Exercise instructions: Copy each line of the entries that contains the word "اکنون".

======== Data rows

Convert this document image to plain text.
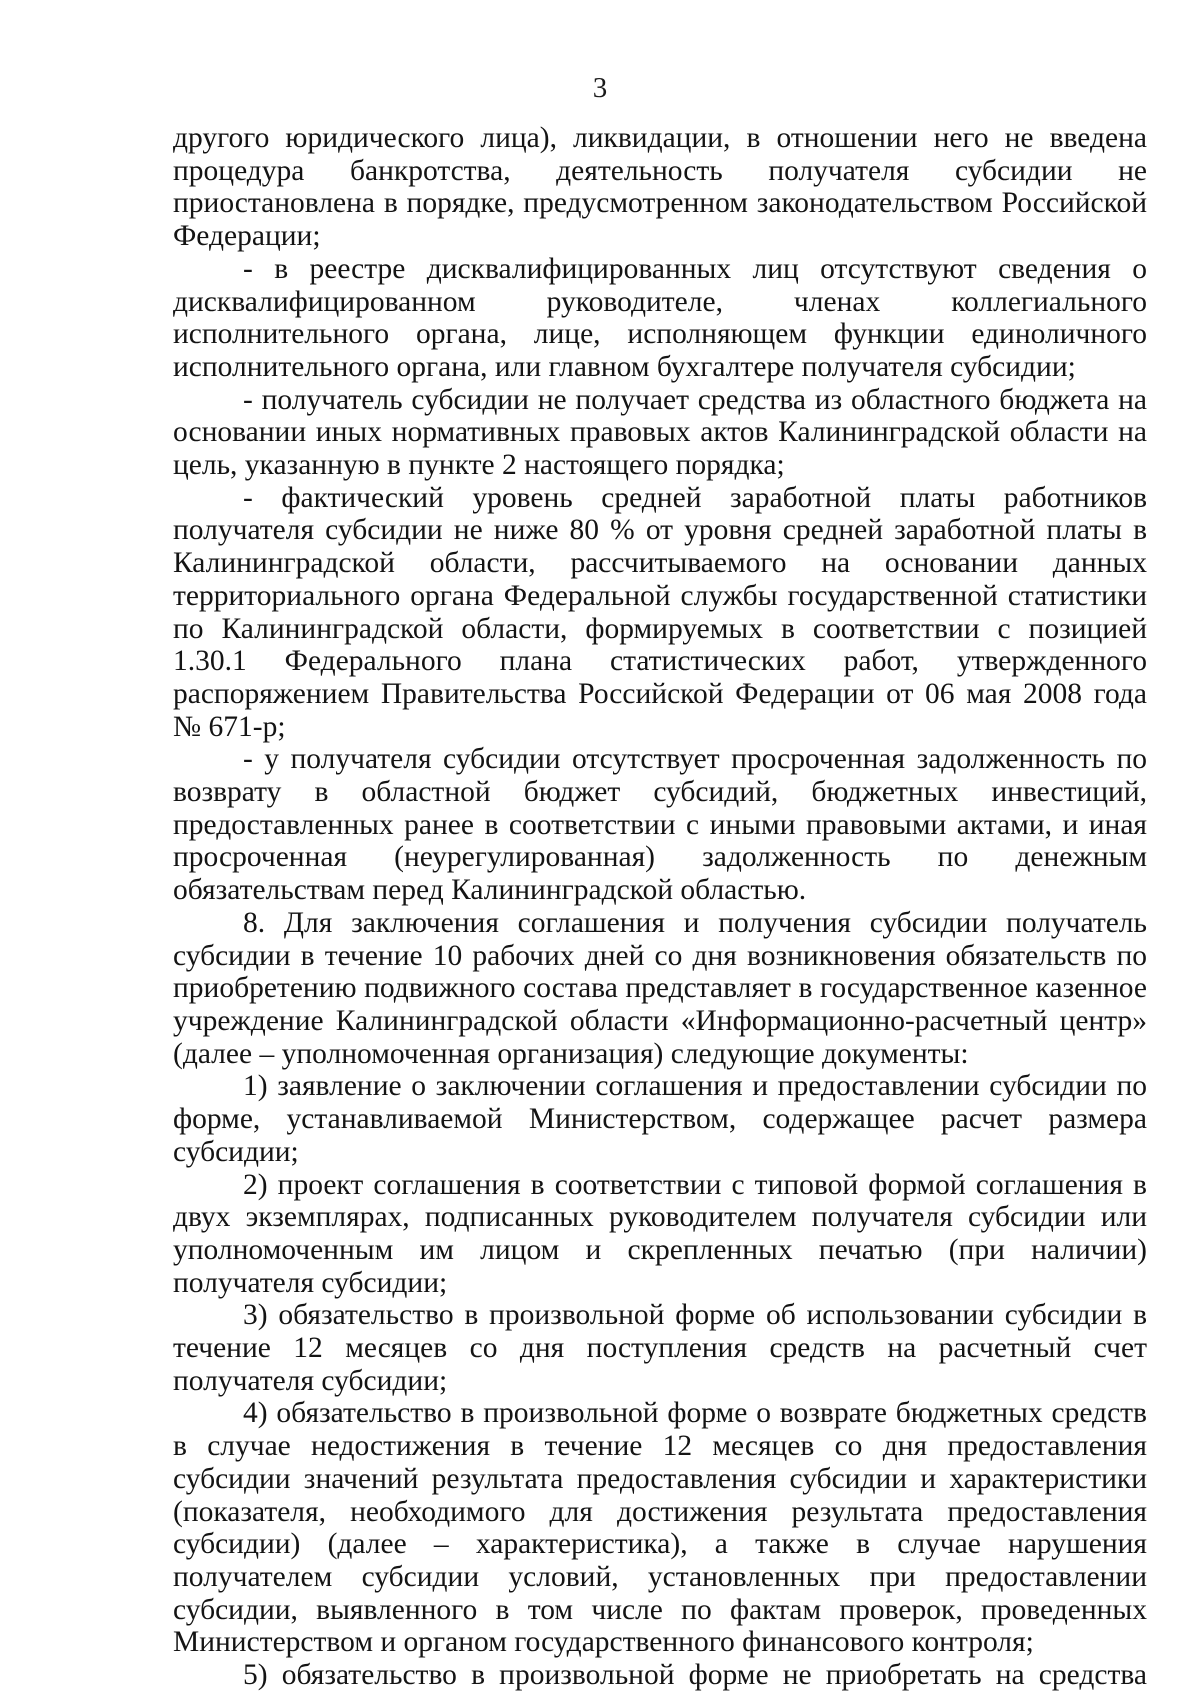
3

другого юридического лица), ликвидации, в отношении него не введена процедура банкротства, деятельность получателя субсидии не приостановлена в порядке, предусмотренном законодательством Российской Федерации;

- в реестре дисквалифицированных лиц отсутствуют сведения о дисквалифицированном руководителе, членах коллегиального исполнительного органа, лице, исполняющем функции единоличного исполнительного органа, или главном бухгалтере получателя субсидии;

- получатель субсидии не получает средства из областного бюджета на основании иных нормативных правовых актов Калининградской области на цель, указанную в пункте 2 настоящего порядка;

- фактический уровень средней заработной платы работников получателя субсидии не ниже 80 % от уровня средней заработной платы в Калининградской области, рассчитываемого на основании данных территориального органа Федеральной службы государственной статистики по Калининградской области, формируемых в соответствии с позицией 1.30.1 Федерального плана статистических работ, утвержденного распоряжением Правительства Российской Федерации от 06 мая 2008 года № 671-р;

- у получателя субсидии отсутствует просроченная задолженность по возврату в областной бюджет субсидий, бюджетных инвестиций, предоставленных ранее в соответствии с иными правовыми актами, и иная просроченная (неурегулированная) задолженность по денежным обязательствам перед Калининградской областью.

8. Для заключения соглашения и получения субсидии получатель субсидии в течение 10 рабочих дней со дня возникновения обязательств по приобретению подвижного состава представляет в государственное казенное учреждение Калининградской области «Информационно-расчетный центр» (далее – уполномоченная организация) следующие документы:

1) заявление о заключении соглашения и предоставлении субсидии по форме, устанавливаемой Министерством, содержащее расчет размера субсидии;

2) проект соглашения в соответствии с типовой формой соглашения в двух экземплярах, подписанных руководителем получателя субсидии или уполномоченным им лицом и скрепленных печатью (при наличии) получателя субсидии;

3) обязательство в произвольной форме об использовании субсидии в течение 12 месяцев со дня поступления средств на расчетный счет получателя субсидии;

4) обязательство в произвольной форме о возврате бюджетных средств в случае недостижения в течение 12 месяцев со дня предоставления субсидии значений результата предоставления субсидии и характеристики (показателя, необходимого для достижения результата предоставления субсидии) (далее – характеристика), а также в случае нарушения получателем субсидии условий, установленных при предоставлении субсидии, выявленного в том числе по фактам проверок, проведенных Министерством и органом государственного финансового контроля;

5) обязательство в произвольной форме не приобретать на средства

================
======== Data rows

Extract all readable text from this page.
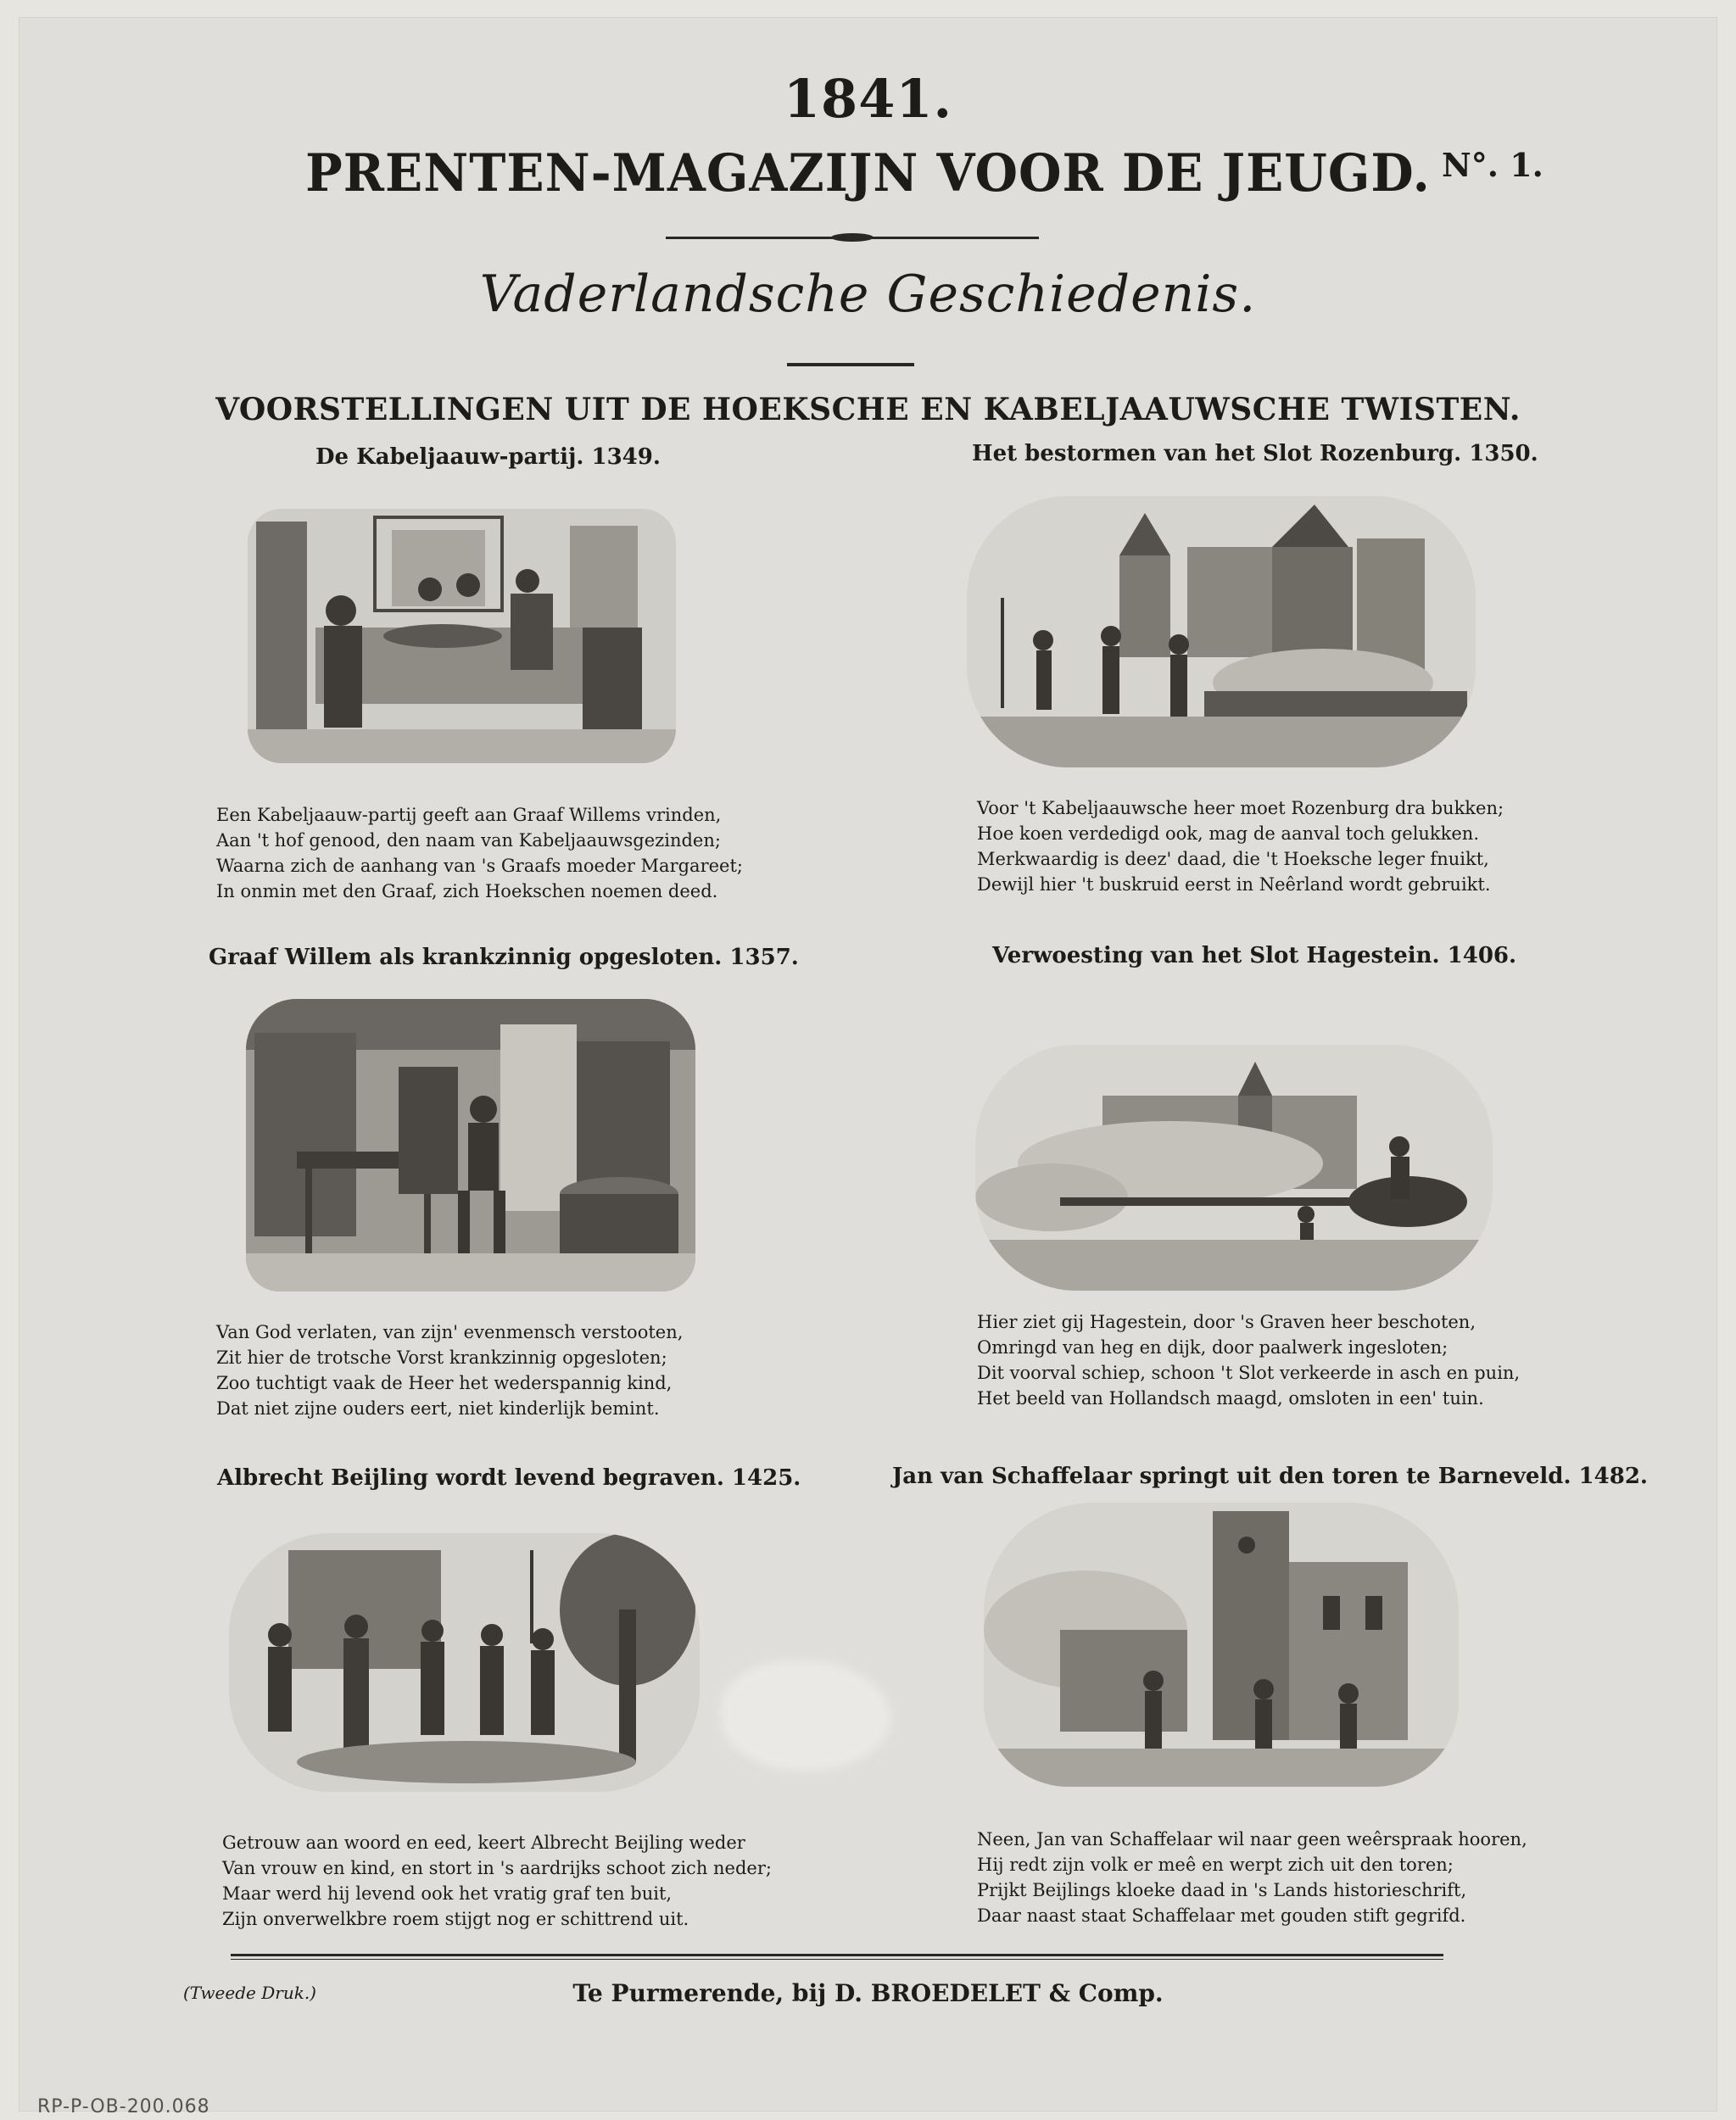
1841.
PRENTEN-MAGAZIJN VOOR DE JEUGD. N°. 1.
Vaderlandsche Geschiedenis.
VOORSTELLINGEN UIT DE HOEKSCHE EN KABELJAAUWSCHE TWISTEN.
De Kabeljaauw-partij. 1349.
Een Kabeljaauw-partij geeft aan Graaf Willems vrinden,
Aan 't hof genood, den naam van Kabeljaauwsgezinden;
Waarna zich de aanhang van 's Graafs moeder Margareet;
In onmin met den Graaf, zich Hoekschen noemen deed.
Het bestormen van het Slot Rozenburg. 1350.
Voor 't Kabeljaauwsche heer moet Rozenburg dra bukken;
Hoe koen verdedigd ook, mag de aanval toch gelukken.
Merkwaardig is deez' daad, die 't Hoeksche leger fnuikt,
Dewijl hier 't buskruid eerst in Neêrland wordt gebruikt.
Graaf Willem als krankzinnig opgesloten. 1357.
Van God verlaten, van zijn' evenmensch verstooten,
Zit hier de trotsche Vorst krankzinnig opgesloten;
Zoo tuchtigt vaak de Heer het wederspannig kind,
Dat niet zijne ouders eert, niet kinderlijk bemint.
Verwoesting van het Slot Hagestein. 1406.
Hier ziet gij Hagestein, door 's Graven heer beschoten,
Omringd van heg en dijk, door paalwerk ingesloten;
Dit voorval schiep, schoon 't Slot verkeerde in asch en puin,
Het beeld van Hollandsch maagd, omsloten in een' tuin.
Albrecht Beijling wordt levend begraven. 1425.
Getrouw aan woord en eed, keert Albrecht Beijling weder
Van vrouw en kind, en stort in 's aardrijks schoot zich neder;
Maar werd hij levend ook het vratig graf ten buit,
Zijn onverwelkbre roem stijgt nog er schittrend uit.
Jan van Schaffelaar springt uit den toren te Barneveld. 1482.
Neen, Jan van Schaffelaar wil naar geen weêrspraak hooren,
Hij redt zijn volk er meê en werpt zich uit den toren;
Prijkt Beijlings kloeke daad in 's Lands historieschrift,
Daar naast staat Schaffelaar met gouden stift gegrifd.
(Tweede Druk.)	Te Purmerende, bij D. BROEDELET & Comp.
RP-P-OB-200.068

================
======== Data rows

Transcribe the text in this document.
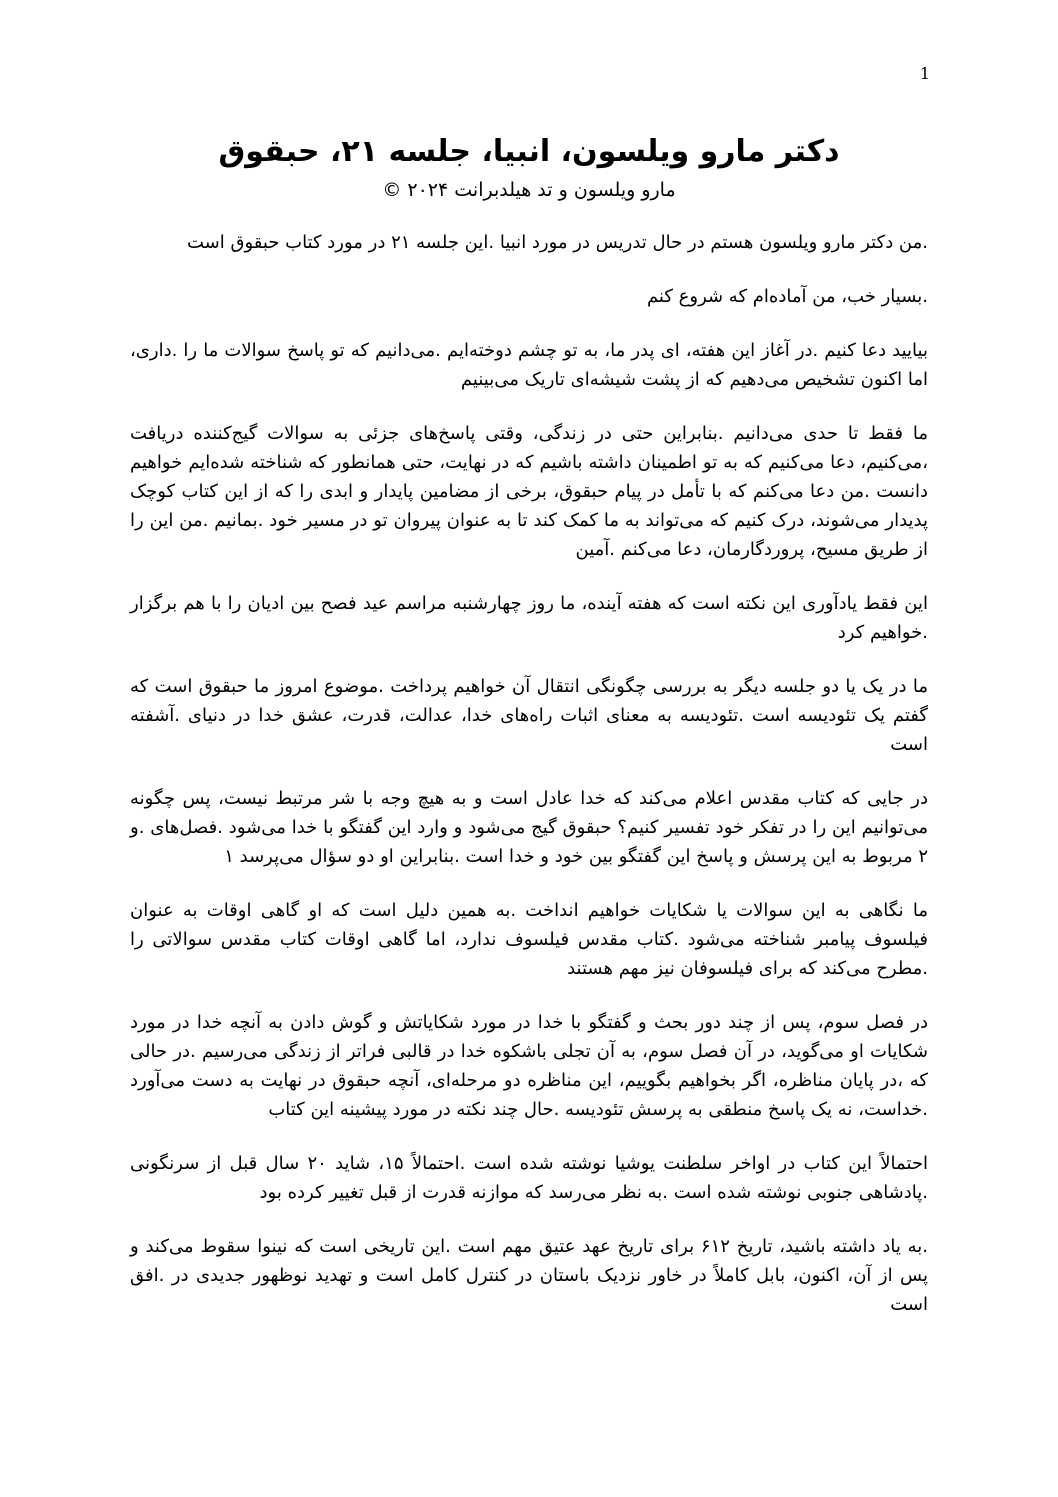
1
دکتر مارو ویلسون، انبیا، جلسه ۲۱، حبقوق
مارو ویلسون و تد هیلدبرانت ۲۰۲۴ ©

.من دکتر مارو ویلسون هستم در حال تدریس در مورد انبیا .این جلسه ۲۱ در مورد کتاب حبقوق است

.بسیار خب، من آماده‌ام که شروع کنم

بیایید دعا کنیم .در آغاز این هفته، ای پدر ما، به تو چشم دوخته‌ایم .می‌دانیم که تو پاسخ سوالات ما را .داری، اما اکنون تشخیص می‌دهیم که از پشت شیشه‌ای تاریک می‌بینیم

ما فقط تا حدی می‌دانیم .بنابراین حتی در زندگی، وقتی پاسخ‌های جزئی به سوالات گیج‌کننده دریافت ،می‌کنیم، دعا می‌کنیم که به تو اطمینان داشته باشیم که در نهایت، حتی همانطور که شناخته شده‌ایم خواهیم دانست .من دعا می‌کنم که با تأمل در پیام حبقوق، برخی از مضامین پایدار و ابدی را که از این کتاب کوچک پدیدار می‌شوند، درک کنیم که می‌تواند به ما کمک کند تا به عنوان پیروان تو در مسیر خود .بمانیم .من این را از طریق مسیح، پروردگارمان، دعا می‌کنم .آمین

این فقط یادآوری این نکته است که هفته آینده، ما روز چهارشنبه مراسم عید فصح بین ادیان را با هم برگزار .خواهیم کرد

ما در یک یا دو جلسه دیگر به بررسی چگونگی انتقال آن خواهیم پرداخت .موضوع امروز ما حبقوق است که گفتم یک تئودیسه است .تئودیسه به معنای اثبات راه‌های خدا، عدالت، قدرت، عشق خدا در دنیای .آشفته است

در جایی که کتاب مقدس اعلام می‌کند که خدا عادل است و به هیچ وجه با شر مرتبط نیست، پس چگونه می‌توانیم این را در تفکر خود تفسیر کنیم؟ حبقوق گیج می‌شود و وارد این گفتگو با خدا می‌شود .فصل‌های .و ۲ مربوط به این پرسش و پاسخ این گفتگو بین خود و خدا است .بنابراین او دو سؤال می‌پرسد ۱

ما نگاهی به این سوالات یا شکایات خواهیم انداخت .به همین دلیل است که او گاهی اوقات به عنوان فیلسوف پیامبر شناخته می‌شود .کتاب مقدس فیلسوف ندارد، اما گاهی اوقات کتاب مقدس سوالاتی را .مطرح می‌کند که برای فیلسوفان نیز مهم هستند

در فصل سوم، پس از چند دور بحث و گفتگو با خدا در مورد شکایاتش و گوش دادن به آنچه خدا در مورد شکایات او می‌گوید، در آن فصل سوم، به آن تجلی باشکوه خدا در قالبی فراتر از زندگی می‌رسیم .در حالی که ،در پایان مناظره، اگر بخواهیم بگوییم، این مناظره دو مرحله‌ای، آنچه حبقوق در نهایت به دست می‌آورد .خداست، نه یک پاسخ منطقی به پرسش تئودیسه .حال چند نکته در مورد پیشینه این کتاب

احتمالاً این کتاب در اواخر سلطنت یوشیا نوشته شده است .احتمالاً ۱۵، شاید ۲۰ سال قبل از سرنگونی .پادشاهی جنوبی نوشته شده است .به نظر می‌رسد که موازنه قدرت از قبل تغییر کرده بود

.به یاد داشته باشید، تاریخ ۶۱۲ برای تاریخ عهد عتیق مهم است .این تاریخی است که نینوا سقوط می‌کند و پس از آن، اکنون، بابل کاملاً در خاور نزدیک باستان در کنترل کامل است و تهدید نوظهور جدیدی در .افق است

================

Result of this task:
بیایید دعا کنیم .در آغاز این هفته، ای پدر ما، به تو چشم دوخته‌ایم .می‌دانیم که تو پاسخ سوالات ما را .داری، اما اکنون تشخیص می‌دهیم که از پشت شیشه‌ای تاریک می‌بینیم
.به یاد داشته باشید، تاریخ ۶۱۲ برای تاریخ عهد عتیق مهم است .این تاریخی است که نینوا سقوط می‌کند و پس از آن، اکنون، بابل کاملاً در خاور نزدیک باستان در کنترل کامل است و تهدید نوظهور جدیدی در .افق است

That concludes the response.